AVAILABLE RECORDS:
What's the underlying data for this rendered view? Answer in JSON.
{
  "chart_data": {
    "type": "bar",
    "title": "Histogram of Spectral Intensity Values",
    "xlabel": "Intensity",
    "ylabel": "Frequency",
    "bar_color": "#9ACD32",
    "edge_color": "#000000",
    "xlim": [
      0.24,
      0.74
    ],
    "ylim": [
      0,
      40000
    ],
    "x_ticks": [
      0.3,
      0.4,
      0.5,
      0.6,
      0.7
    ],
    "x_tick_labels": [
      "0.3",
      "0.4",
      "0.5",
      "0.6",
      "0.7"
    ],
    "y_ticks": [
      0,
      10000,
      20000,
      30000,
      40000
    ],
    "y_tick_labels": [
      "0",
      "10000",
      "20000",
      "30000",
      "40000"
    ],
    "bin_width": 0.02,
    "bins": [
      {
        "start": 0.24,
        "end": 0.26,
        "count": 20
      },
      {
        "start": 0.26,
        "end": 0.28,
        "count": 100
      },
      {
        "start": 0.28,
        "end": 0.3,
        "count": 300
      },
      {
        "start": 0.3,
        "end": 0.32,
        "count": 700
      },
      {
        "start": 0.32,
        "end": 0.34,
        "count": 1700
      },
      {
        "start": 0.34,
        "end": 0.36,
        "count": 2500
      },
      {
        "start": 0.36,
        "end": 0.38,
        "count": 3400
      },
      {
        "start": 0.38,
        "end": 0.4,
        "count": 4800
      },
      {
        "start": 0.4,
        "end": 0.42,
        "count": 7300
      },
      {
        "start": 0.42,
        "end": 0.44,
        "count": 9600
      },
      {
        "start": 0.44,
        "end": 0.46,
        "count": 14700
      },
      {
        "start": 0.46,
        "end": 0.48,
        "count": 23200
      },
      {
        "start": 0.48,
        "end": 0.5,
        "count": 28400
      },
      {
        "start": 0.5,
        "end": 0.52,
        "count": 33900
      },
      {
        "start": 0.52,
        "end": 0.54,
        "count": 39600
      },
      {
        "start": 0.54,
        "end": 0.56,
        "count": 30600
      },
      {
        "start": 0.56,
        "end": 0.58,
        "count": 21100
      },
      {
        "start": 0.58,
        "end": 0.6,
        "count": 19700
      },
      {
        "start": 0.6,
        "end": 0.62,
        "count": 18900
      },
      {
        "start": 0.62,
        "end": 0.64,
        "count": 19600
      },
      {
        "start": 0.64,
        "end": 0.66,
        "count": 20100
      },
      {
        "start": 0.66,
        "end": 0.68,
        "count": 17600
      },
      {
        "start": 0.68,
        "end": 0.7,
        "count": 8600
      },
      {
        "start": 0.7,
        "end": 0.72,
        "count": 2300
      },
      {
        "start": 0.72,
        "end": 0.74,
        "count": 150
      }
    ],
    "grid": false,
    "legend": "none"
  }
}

WHAT YOU ARE ASKED TO DO: Copy out every line holding the string "Intensity".

ANSWER TO THIS TASK:
    "title": "Histogram of Spectral Intensity Values",
    "xlabel": "Intensity",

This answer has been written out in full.